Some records
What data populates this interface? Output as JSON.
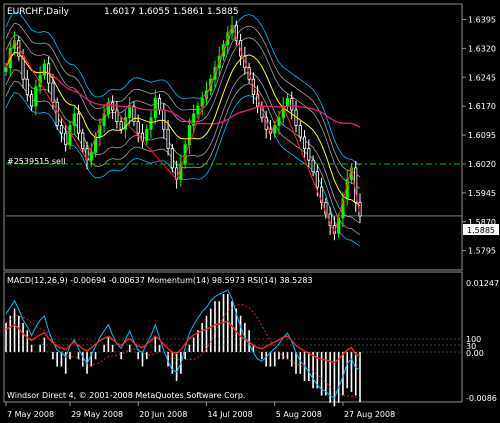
{
  "chart_data": [
    {
      "type": "candlestick",
      "symbol_label": "EURCHF,Daily",
      "ohlc_label": "1.6017 1.6055 1.5861 1.5885",
      "annotation": "#2539515 sell",
      "current_price_label": "1.5885",
      "current_price": 1.5885,
      "sell_level": 1.602,
      "ylim": [
        1.575,
        1.643
      ],
      "y_ticks": [
        "1.6395",
        "1.6320",
        "1.6245",
        "1.6170",
        "1.6095",
        "1.6020",
        "1.5945",
        "1.5870",
        "1.5795"
      ],
      "x_ticks": [
        "7 May 2008",
        "29 May 2008",
        "20 Jun 2008",
        "14 Jul 2008",
        "5 Aug 2008",
        "27 Aug 2008"
      ],
      "colors": {
        "up": "#00ff00",
        "down": "#ffffff",
        "ma_long": "#dc1e6e",
        "ma_mid": "#ffff00",
        "band_outer": "#00bfff",
        "band_grey": "#a0a0a0",
        "zigzag": "#ff2020",
        "sell_line": "#00c000"
      },
      "close_path": [
        1.627,
        1.632,
        1.634,
        1.63,
        1.624,
        1.62,
        1.617,
        1.622,
        1.625,
        1.628,
        1.623,
        1.618,
        1.612,
        1.61,
        1.607,
        1.612,
        1.615,
        1.61,
        1.606,
        1.603,
        1.605,
        1.609,
        1.612,
        1.615,
        1.618,
        1.616,
        1.613,
        1.611,
        1.614,
        1.617,
        1.613,
        1.61,
        1.608,
        1.611,
        1.614,
        1.619,
        1.616,
        1.611,
        1.606,
        1.601,
        1.598,
        1.602,
        1.607,
        1.612,
        1.615,
        1.617,
        1.619,
        1.621,
        1.624,
        1.627,
        1.63,
        1.633,
        1.636,
        1.638,
        1.634,
        1.63,
        1.627,
        1.624,
        1.62,
        1.617,
        1.614,
        1.611,
        1.61,
        1.612,
        1.614,
        1.617,
        1.619,
        1.616,
        1.612,
        1.609,
        1.606,
        1.603,
        1.6,
        1.596,
        1.592,
        1.589,
        1.586,
        1.584,
        1.588,
        1.593,
        1.598,
        1.601,
        1.592,
        1.5885
      ]
    },
    {
      "type": "line",
      "header": "MACD(12,26,9) -0.00694 -0.00637  Momentum(14) 98.5973  RSI(14) 38.5283",
      "right_labels": [
        "0.01247",
        "100",
        "0.00",
        "-0.0086"
      ],
      "left_mark": "30",
      "series": [
        {
          "name": "MACD(12,26,9)",
          "color": "#ffffff",
          "values": [
            0.004,
            0.005,
            0.006,
            0.005,
            0.004,
            0.003,
            0.001,
            0.0,
            0.001,
            0.002,
            0.0,
            -0.001,
            -0.002,
            -0.002,
            -0.003,
            -0.001,
            0.0,
            -0.001,
            -0.002,
            -0.003,
            -0.002,
            -0.001,
            0.0,
            0.001,
            0.002,
            0.001,
            0.0,
            -0.001,
            0.0,
            0.001,
            0.0,
            -0.001,
            -0.002,
            -0.001,
            0.0,
            0.002,
            0.001,
            0.0,
            -0.002,
            -0.003,
            -0.004,
            -0.003,
            -0.001,
            0.001,
            0.002,
            0.003,
            0.004,
            0.005,
            0.006,
            0.007,
            0.007,
            0.008,
            0.008,
            0.007,
            0.006,
            0.005,
            0.004,
            0.003,
            0.001,
            0.0,
            -0.001,
            -0.002,
            -0.002,
            -0.002,
            -0.001,
            -0.001,
            -0.001,
            -0.002,
            -0.003,
            -0.003,
            -0.004,
            -0.004,
            -0.005,
            -0.005,
            -0.006,
            -0.006,
            -0.007,
            -0.0075,
            -0.007,
            -0.006,
            -0.005,
            -0.0055,
            -0.006,
            -0.0069
          ]
        },
        {
          "name": "Momentum(14)",
          "color": "#00bfff",
          "values": [
            101.2,
            101.5,
            101.8,
            101.4,
            100.9,
            100.6,
            100.2,
            100.6,
            100.9,
            101.1,
            100.4,
            99.9,
            99.5,
            99.4,
            99.2,
            99.7,
            100.0,
            99.6,
            99.2,
            98.9,
            99.3,
            99.7,
            100.1,
            100.4,
            100.7,
            100.2,
            99.8,
            99.6,
            100.0,
            100.4,
            99.9,
            99.5,
            99.4,
            99.8,
            100.2,
            100.7,
            100.1,
            99.5,
            99.0,
            98.6,
            98.5,
            98.9,
            99.6,
            100.3,
            100.7,
            101.0,
            101.3,
            101.5,
            101.8,
            102.0,
            102.1,
            102.2,
            102.3,
            101.9,
            101.2,
            100.6,
            100.1,
            99.8,
            99.4,
            99.1,
            99.0,
            99.2,
            99.4,
            99.6,
            99.8,
            100.1,
            100.3,
            99.9,
            99.4,
            99.0,
            98.8,
            98.5,
            98.2,
            97.9,
            97.7,
            97.6,
            97.4,
            97.3,
            97.8,
            98.3,
            98.9,
            99.1,
            98.7,
            98.6
          ]
        },
        {
          "name": "RSI(14)",
          "color": "#ff2020",
          "values": [
            62,
            64,
            66,
            63,
            58,
            55,
            52,
            55,
            57,
            59,
            54,
            50,
            47,
            46,
            44,
            48,
            51,
            48,
            45,
            43,
            46,
            49,
            52,
            54,
            56,
            53,
            50,
            48,
            51,
            54,
            50,
            47,
            46,
            49,
            52,
            56,
            53,
            49,
            45,
            42,
            41,
            44,
            49,
            54,
            57,
            59,
            61,
            62,
            64,
            66,
            67,
            68,
            69,
            65,
            60,
            56,
            53,
            51,
            48,
            46,
            45,
            47,
            49,
            51,
            53,
            55,
            56,
            52,
            48,
            45,
            43,
            41,
            39,
            37,
            36,
            35,
            34,
            33,
            36,
            40,
            44,
            46,
            40,
            38.5
          ]
        }
      ]
    }
  ],
  "footer": "Windsor Direct 4, © 2001-2008 MetaQuotes Software Corp."
}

→ **WHAT IS BEING ASKED**
Give back each entry exactly as it appears, with no pictures.

→ **TASK OUTPUT**
What data populates this interface? Output as JSON.
{
  "chart_data": [
    {
      "type": "candlestick",
      "symbol_label": "EURCHF,Daily",
      "ohlc_label": "1.6017 1.6055 1.5861 1.5885",
      "annotation": "#2539515 sell",
      "current_price_label": "1.5885",
      "current_price": 1.5885,
      "sell_level": 1.602,
      "ylim": [
        1.575,
        1.643
      ],
      "y_ticks": [
        "1.6395",
        "1.6320",
        "1.6245",
        "1.6170",
        "1.6095",
        "1.6020",
        "1.5945",
        "1.5870",
        "1.5795"
      ],
      "x_ticks": [
        "7 May 2008",
        "29 May 2008",
        "20 Jun 2008",
        "14 Jul 2008",
        "5 Aug 2008",
        "27 Aug 2008"
      ],
      "colors": {
        "up": "#00ff00",
        "down": "#ffffff",
        "ma_long": "#dc1e6e",
        "ma_mid": "#ffff00",
        "band_outer": "#00bfff",
        "band_grey": "#a0a0a0",
        "zigzag": "#ff2020",
        "sell_line": "#00c000"
      },
      "close_path": [
        1.627,
        1.632,
        1.634,
        1.63,
        1.624,
        1.62,
        1.617,
        1.622,
        1.625,
        1.628,
        1.623,
        1.618,
        1.612,
        1.61,
        1.607,
        1.612,
        1.615,
        1.61,
        1.606,
        1.603,
        1.605,
        1.609,
        1.612,
        1.615,
        1.618,
        1.616,
        1.613,
        1.611,
        1.614,
        1.617,
        1.613,
        1.61,
        1.608,
        1.611,
        1.614,
        1.619,
        1.616,
        1.611,
        1.606,
        1.601,
        1.598,
        1.602,
        1.607,
        1.612,
        1.615,
        1.617,
        1.619,
        1.621,
        1.624,
        1.627,
        1.63,
        1.633,
        1.636,
        1.638,
        1.634,
        1.63,
        1.627,
        1.624,
        1.62,
        1.617,
        1.614,
        1.611,
        1.61,
        1.612,
        1.614,
        1.617,
        1.619,
        1.616,
        1.612,
        1.609,
        1.606,
        1.603,
        1.6,
        1.596,
        1.592,
        1.589,
        1.586,
        1.584,
        1.588,
        1.593,
        1.598,
        1.601,
        1.592,
        1.5885
      ]
    },
    {
      "type": "line",
      "header": "MACD(12,26,9) -0.00694 -0.00637  Momentum(14) 98.5973  RSI(14) 38.5283",
      "right_labels": [
        "0.01247",
        "100",
        "0.00",
        "-0.0086"
      ],
      "left_mark": "30",
      "series": [
        {
          "name": "MACD(12,26,9)",
          "color": "#ffffff",
          "values": [
            0.004,
            0.005,
            0.006,
            0.005,
            0.004,
            0.003,
            0.001,
            0.0,
            0.001,
            0.002,
            0.0,
            -0.001,
            -0.002,
            -0.002,
            -0.003,
            -0.001,
            0.0,
            -0.001,
            -0.002,
            -0.003,
            -0.002,
            -0.001,
            0.0,
            0.001,
            0.002,
            0.001,
            0.0,
            -0.001,
            0.0,
            0.001,
            0.0,
            -0.001,
            -0.002,
            -0.001,
            0.0,
            0.002,
            0.001,
            0.0,
            -0.002,
            -0.003,
            -0.004,
            -0.003,
            -0.001,
            0.001,
            0.002,
            0.003,
            0.004,
            0.005,
            0.006,
            0.007,
            0.007,
            0.008,
            0.008,
            0.007,
            0.006,
            0.005,
            0.004,
            0.003,
            0.001,
            0.0,
            -0.001,
            -0.002,
            -0.002,
            -0.002,
            -0.001,
            -0.001,
            -0.001,
            -0.002,
            -0.003,
            -0.003,
            -0.004,
            -0.004,
            -0.005,
            -0.005,
            -0.006,
            -0.006,
            -0.007,
            -0.0075,
            -0.007,
            -0.006,
            -0.005,
            -0.0055,
            -0.006,
            -0.0069
          ]
        },
        {
          "name": "Momentum(14)",
          "color": "#00bfff",
          "values": [
            101.2,
            101.5,
            101.8,
            101.4,
            100.9,
            100.6,
            100.2,
            100.6,
            100.9,
            101.1,
            100.4,
            99.9,
            99.5,
            99.4,
            99.2,
            99.7,
            100.0,
            99.6,
            99.2,
            98.9,
            99.3,
            99.7,
            100.1,
            100.4,
            100.7,
            100.2,
            99.8,
            99.6,
            100.0,
            100.4,
            99.9,
            99.5,
            99.4,
            99.8,
            100.2,
            100.7,
            100.1,
            99.5,
            99.0,
            98.6,
            98.5,
            98.9,
            99.6,
            100.3,
            100.7,
            101.0,
            101.3,
            101.5,
            101.8,
            102.0,
            102.1,
            102.2,
            102.3,
            101.9,
            101.2,
            100.6,
            100.1,
            99.8,
            99.4,
            99.1,
            99.0,
            99.2,
            99.4,
            99.6,
            99.8,
            100.1,
            100.3,
            99.9,
            99.4,
            99.0,
            98.8,
            98.5,
            98.2,
            97.9,
            97.7,
            97.6,
            97.4,
            97.3,
            97.8,
            98.3,
            98.9,
            99.1,
            98.7,
            98.6
          ]
        },
        {
          "name": "RSI(14)",
          "color": "#ff2020",
          "values": [
            62,
            64,
            66,
            63,
            58,
            55,
            52,
            55,
            57,
            59,
            54,
            50,
            47,
            46,
            44,
            48,
            51,
            48,
            45,
            43,
            46,
            49,
            52,
            54,
            56,
            53,
            50,
            48,
            51,
            54,
            50,
            47,
            46,
            49,
            52,
            56,
            53,
            49,
            45,
            42,
            41,
            44,
            49,
            54,
            57,
            59,
            61,
            62,
            64,
            66,
            67,
            68,
            69,
            65,
            60,
            56,
            53,
            51,
            48,
            46,
            45,
            47,
            49,
            51,
            53,
            55,
            56,
            52,
            48,
            45,
            43,
            41,
            39,
            37,
            36,
            35,
            34,
            33,
            36,
            40,
            44,
            46,
            40,
            38.5
          ]
        }
      ]
    }
  ],
  "footer": "Windsor Direct 4, © 2001-2008 MetaQuotes Software Corp."
}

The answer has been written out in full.